_SHORT TASK:_
In how many lines does the string "this" appear? Answer with the number only.

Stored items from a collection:
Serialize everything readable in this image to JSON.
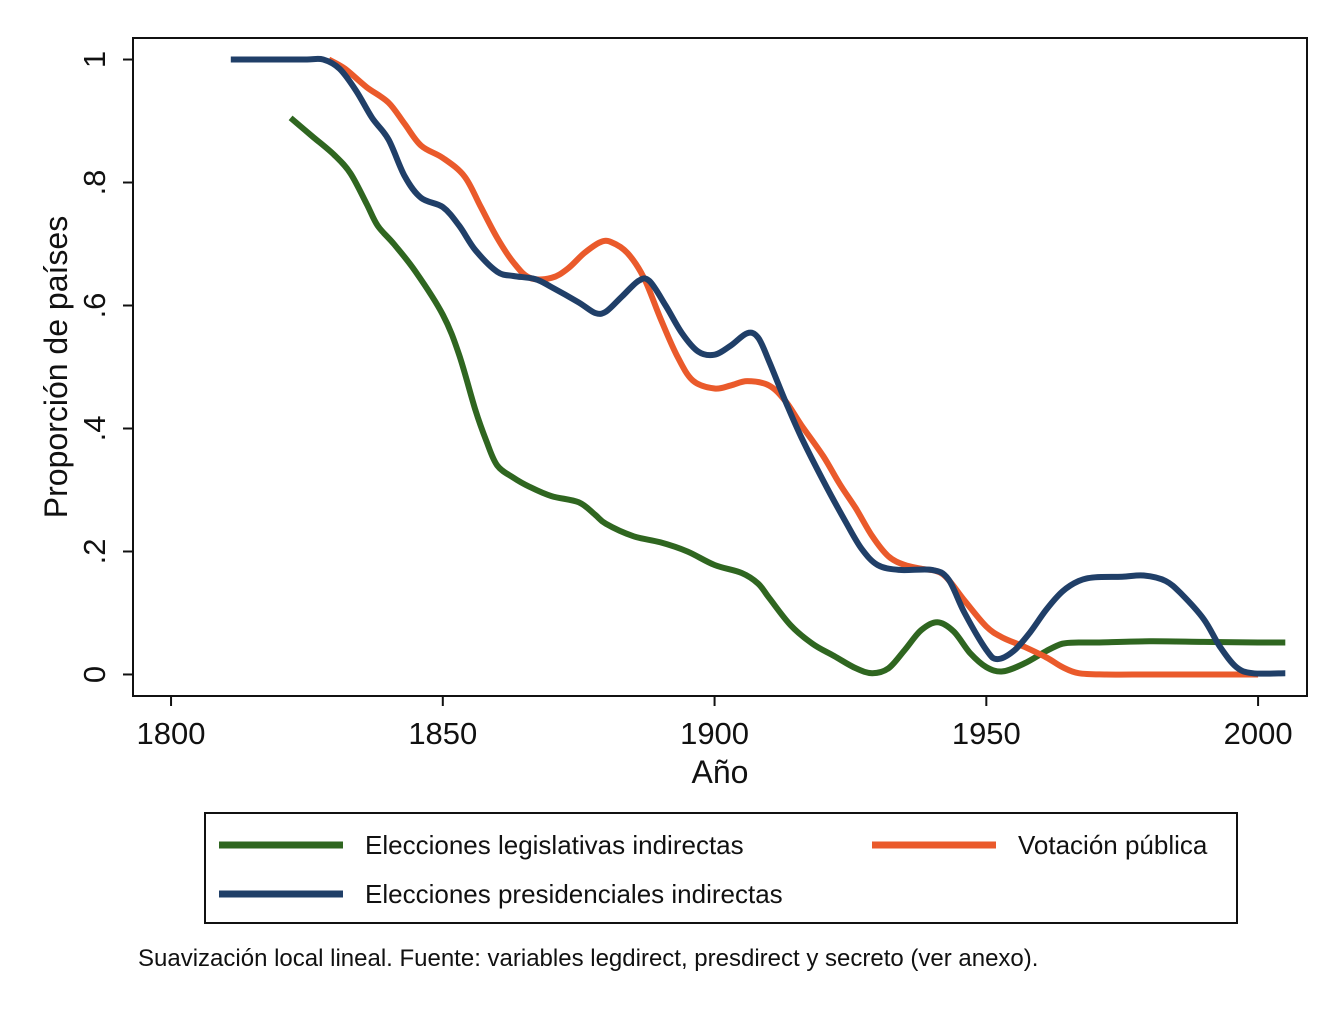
{
  "chart_data": {
    "type": "line",
    "title": "",
    "xlabel": "Año",
    "ylabel": "Proporción de países",
    "xlim": [
      1793,
      2009
    ],
    "ylim": [
      -0.035,
      1.035
    ],
    "x_ticks": [
      1800,
      1850,
      1900,
      1950,
      2000
    ],
    "x_tick_labels": [
      "1800",
      "1850",
      "1900",
      "1950",
      "2000"
    ],
    "y_ticks": [
      0,
      0.2,
      0.4,
      0.6,
      0.8,
      1
    ],
    "y_tick_labels": [
      "0",
      ".2",
      ".4",
      ".6",
      ".8",
      "1"
    ],
    "grid": false,
    "legend_position": "bottom",
    "note": "Suavización local lineal. Fuente: variables legdirect, presdirect y secreto (ver anexo).",
    "series": [
      {
        "name": "Elecciones legislativas indirectas",
        "color": "#2f6620",
        "points": [
          [
            1822,
            0.905
          ],
          [
            1826,
            0.875
          ],
          [
            1830,
            0.845
          ],
          [
            1833,
            0.815
          ],
          [
            1836,
            0.765
          ],
          [
            1838,
            0.73
          ],
          [
            1841,
            0.7
          ],
          [
            1845,
            0.655
          ],
          [
            1850,
            0.585
          ],
          [
            1853,
            0.52
          ],
          [
            1856,
            0.43
          ],
          [
            1858,
            0.38
          ],
          [
            1860,
            0.34
          ],
          [
            1863,
            0.32
          ],
          [
            1866,
            0.305
          ],
          [
            1870,
            0.29
          ],
          [
            1875,
            0.28
          ],
          [
            1878,
            0.26
          ],
          [
            1880,
            0.245
          ],
          [
            1885,
            0.225
          ],
          [
            1890,
            0.215
          ],
          [
            1895,
            0.2
          ],
          [
            1900,
            0.178
          ],
          [
            1905,
            0.165
          ],
          [
            1908,
            0.148
          ],
          [
            1910,
            0.125
          ],
          [
            1914,
            0.08
          ],
          [
            1918,
            0.05
          ],
          [
            1922,
            0.03
          ],
          [
            1926,
            0.01
          ],
          [
            1929,
            0.002
          ],
          [
            1932,
            0.01
          ],
          [
            1935,
            0.04
          ],
          [
            1938,
            0.072
          ],
          [
            1941,
            0.085
          ],
          [
            1944,
            0.07
          ],
          [
            1947,
            0.035
          ],
          [
            1950,
            0.012
          ],
          [
            1953,
            0.005
          ],
          [
            1957,
            0.018
          ],
          [
            1961,
            0.038
          ],
          [
            1964,
            0.05
          ],
          [
            1967,
            0.052
          ],
          [
            1970,
            0.052
          ],
          [
            1980,
            0.054
          ],
          [
            1990,
            0.053
          ],
          [
            2000,
            0.052
          ],
          [
            2005,
            0.052
          ]
        ]
      },
      {
        "name": "Elecciones presidenciales indirectas",
        "color": "#203f68",
        "points": [
          [
            1811,
            1
          ],
          [
            1820,
            1
          ],
          [
            1825,
            1
          ],
          [
            1828,
            1
          ],
          [
            1831,
            0.985
          ],
          [
            1834,
            0.95
          ],
          [
            1837,
            0.905
          ],
          [
            1840,
            0.87
          ],
          [
            1843,
            0.81
          ],
          [
            1846,
            0.775
          ],
          [
            1850,
            0.76
          ],
          [
            1853,
            0.73
          ],
          [
            1856,
            0.69
          ],
          [
            1860,
            0.655
          ],
          [
            1863,
            0.648
          ],
          [
            1867,
            0.643
          ],
          [
            1870,
            0.63
          ],
          [
            1875,
            0.605
          ],
          [
            1878,
            0.588
          ],
          [
            1880,
            0.59
          ],
          [
            1883,
            0.615
          ],
          [
            1886,
            0.64
          ],
          [
            1888,
            0.64
          ],
          [
            1891,
            0.6
          ],
          [
            1894,
            0.555
          ],
          [
            1897,
            0.525
          ],
          [
            1900,
            0.52
          ],
          [
            1903,
            0.535
          ],
          [
            1906,
            0.555
          ],
          [
            1908,
            0.548
          ],
          [
            1910,
            0.51
          ],
          [
            1913,
            0.445
          ],
          [
            1916,
            0.385
          ],
          [
            1920,
            0.315
          ],
          [
            1924,
            0.25
          ],
          [
            1927,
            0.205
          ],
          [
            1930,
            0.178
          ],
          [
            1934,
            0.17
          ],
          [
            1940,
            0.17
          ],
          [
            1943,
            0.155
          ],
          [
            1946,
            0.1
          ],
          [
            1950,
            0.04
          ],
          [
            1952,
            0.025
          ],
          [
            1955,
            0.038
          ],
          [
            1958,
            0.068
          ],
          [
            1961,
            0.105
          ],
          [
            1964,
            0.135
          ],
          [
            1967,
            0.152
          ],
          [
            1970,
            0.158
          ],
          [
            1975,
            0.159
          ],
          [
            1979,
            0.161
          ],
          [
            1983,
            0.152
          ],
          [
            1986,
            0.13
          ],
          [
            1990,
            0.09
          ],
          [
            1993,
            0.045
          ],
          [
            1996,
            0.012
          ],
          [
            1999,
            0.002
          ],
          [
            2005,
            0.002
          ]
        ]
      },
      {
        "name": "Votación pública",
        "color": "#ea5a2b",
        "points": [
          [
            1829,
            1
          ],
          [
            1832,
            0.985
          ],
          [
            1836,
            0.955
          ],
          [
            1840,
            0.93
          ],
          [
            1843,
            0.895
          ],
          [
            1846,
            0.86
          ],
          [
            1850,
            0.84
          ],
          [
            1854,
            0.81
          ],
          [
            1857,
            0.76
          ],
          [
            1860,
            0.71
          ],
          [
            1863,
            0.67
          ],
          [
            1866,
            0.645
          ],
          [
            1870,
            0.645
          ],
          [
            1873,
            0.66
          ],
          [
            1876,
            0.685
          ],
          [
            1879,
            0.703
          ],
          [
            1881,
            0.703
          ],
          [
            1884,
            0.685
          ],
          [
            1887,
            0.645
          ],
          [
            1890,
            0.58
          ],
          [
            1893,
            0.52
          ],
          [
            1896,
            0.478
          ],
          [
            1900,
            0.465
          ],
          [
            1903,
            0.47
          ],
          [
            1906,
            0.477
          ],
          [
            1910,
            0.47
          ],
          [
            1913,
            0.445
          ],
          [
            1916,
            0.405
          ],
          [
            1920,
            0.355
          ],
          [
            1923,
            0.31
          ],
          [
            1926,
            0.27
          ],
          [
            1929,
            0.225
          ],
          [
            1932,
            0.192
          ],
          [
            1935,
            0.178
          ],
          [
            1938,
            0.172
          ],
          [
            1942,
            0.163
          ],
          [
            1946,
            0.12
          ],
          [
            1950,
            0.078
          ],
          [
            1953,
            0.06
          ],
          [
            1957,
            0.045
          ],
          [
            1961,
            0.028
          ],
          [
            1964,
            0.012
          ],
          [
            1967,
            0.002
          ],
          [
            1972,
            0
          ],
          [
            1980,
            0
          ],
          [
            1990,
            0
          ],
          [
            2000,
            0
          ]
        ]
      }
    ]
  }
}
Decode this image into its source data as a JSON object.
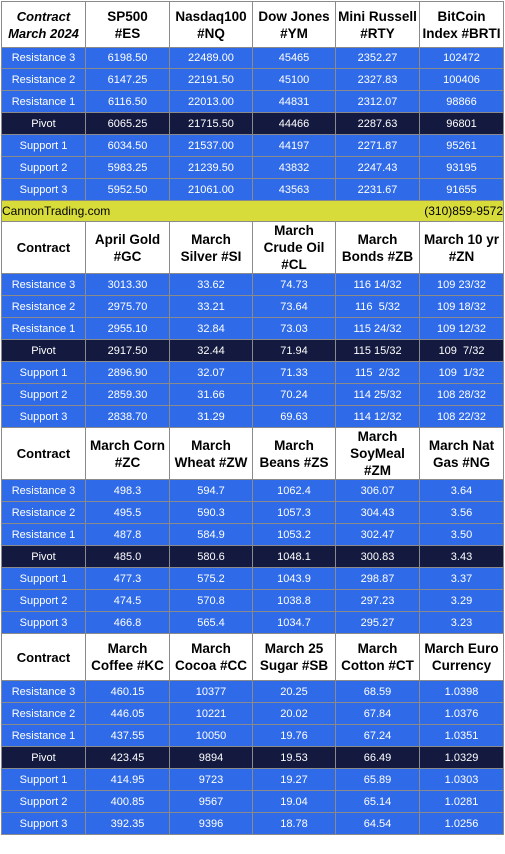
{
  "sections": [
    {
      "corner": "Contract\nMarch 2024",
      "corner_italic": true,
      "headers": [
        "SP500\n#ES",
        "Nasdaq100\n#NQ",
        "Dow Jones\n#YM",
        "Mini Russell\n#RTY",
        "BitCoin\nIndex #BRTI"
      ],
      "rows": [
        {
          "label": "Resistance 3",
          "values": [
            "6198.50",
            "22489.00",
            "45465",
            "2352.27",
            "102472"
          ]
        },
        {
          "label": "Resistance 2",
          "values": [
            "6147.25",
            "22191.50",
            "45100",
            "2327.83",
            "100406"
          ]
        },
        {
          "label": "Resistance 1",
          "values": [
            "6116.50",
            "22013.00",
            "44831",
            "2312.07",
            "98866"
          ]
        },
        {
          "label": "Pivot",
          "values": [
            "6065.25",
            "21715.50",
            "44466",
            "2287.63",
            "96801"
          ],
          "pivot": true
        },
        {
          "label": "Support 1",
          "values": [
            "6034.50",
            "21537.00",
            "44197",
            "2271.87",
            "95261"
          ]
        },
        {
          "label": "Support 2",
          "values": [
            "5983.25",
            "21239.50",
            "43832",
            "2247.43",
            "93195"
          ]
        },
        {
          "label": "Support 3",
          "values": [
            "5952.50",
            "21061.00",
            "43563",
            "2231.67",
            "91655"
          ]
        }
      ],
      "banner": {
        "left": "CannonTrading.com",
        "right": "(310)859-9572"
      }
    },
    {
      "corner": "Contract",
      "corner_italic": false,
      "headers": [
        "April Gold\n#GC",
        "March\nSilver #SI",
        "March\nCrude Oil\n#CL",
        "March\nBonds  #ZB",
        "March 10 yr\n#ZN"
      ],
      "rows": [
        {
          "label": "Resistance 3",
          "values": [
            "3013.30",
            "33.62",
            "74.73",
            "116 14/32",
            "109 23/32"
          ]
        },
        {
          "label": "Resistance 2",
          "values": [
            "2975.70",
            "33.21",
            "73.64",
            "116  5/32",
            "109 18/32"
          ]
        },
        {
          "label": "Resistance 1",
          "values": [
            "2955.10",
            "32.84",
            "73.03",
            "115 24/32",
            "109 12/32"
          ]
        },
        {
          "label": "Pivot",
          "values": [
            "2917.50",
            "32.44",
            "71.94",
            "115 15/32",
            "109  7/32"
          ],
          "pivot": true
        },
        {
          "label": "Support 1",
          "values": [
            "2896.90",
            "32.07",
            "71.33",
            "115  2/32",
            "109  1/32"
          ]
        },
        {
          "label": "Support 2",
          "values": [
            "2859.30",
            "31.66",
            "70.24",
            "114 25/32",
            "108 28/32"
          ]
        },
        {
          "label": "Support 3",
          "values": [
            "2838.70",
            "31.29",
            "69.63",
            "114 12/32",
            "108 22/32"
          ]
        }
      ]
    },
    {
      "corner": "Contract",
      "corner_italic": false,
      "headers": [
        "March Corn\n#ZC",
        "March\nWheat #ZW",
        "March\nBeans #ZS",
        "March\nSoyMeal\n#ZM",
        "March Nat\nGas #NG"
      ],
      "rows": [
        {
          "label": "Resistance 3",
          "values": [
            "498.3",
            "594.7",
            "1062.4",
            "306.07",
            "3.64"
          ]
        },
        {
          "label": "Resistance 2",
          "values": [
            "495.5",
            "590.3",
            "1057.3",
            "304.43",
            "3.56"
          ]
        },
        {
          "label": "Resistance 1",
          "values": [
            "487.8",
            "584.9",
            "1053.2",
            "302.47",
            "3.50"
          ]
        },
        {
          "label": "Pivot",
          "values": [
            "485.0",
            "580.6",
            "1048.1",
            "300.83",
            "3.43"
          ],
          "pivot": true
        },
        {
          "label": "Support 1",
          "values": [
            "477.3",
            "575.2",
            "1043.9",
            "298.87",
            "3.37"
          ]
        },
        {
          "label": "Support 2",
          "values": [
            "474.5",
            "570.8",
            "1038.8",
            "297.23",
            "3.29"
          ]
        },
        {
          "label": "Support 3",
          "values": [
            "466.8",
            "565.4",
            "1034.7",
            "295.27",
            "3.23"
          ]
        }
      ]
    },
    {
      "corner": "Contract",
      "corner_italic": false,
      "headers": [
        "March\nCoffee #KC",
        "March\nCocoa #CC",
        "March 25\nSugar #SB",
        "March\nCotton #CT",
        "March Euro\nCurrency"
      ],
      "rows": [
        {
          "label": "Resistance 3",
          "values": [
            "460.15",
            "10377",
            "20.25",
            "68.59",
            "1.0398"
          ]
        },
        {
          "label": "Resistance 2",
          "values": [
            "446.05",
            "10221",
            "20.02",
            "67.84",
            "1.0376"
          ]
        },
        {
          "label": "Resistance 1",
          "values": [
            "437.55",
            "10050",
            "19.76",
            "67.24",
            "1.0351"
          ]
        },
        {
          "label": "Pivot",
          "values": [
            "423.45",
            "9894",
            "19.53",
            "66.49",
            "1.0329"
          ],
          "pivot": true
        },
        {
          "label": "Support 1",
          "values": [
            "414.95",
            "9723",
            "19.27",
            "65.89",
            "1.0303"
          ]
        },
        {
          "label": "Support 2",
          "values": [
            "400.85",
            "9567",
            "19.04",
            "65.14",
            "1.0281"
          ]
        },
        {
          "label": "Support 3",
          "values": [
            "392.35",
            "9396",
            "18.78",
            "64.54",
            "1.0256"
          ]
        }
      ]
    }
  ],
  "colors": {
    "row_bg": "#2f6be8",
    "pivot_bg": "#141a3f",
    "banner_bg": "#d8dc3a",
    "header_bg": "#ffffff"
  }
}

_SOLUTION:_
2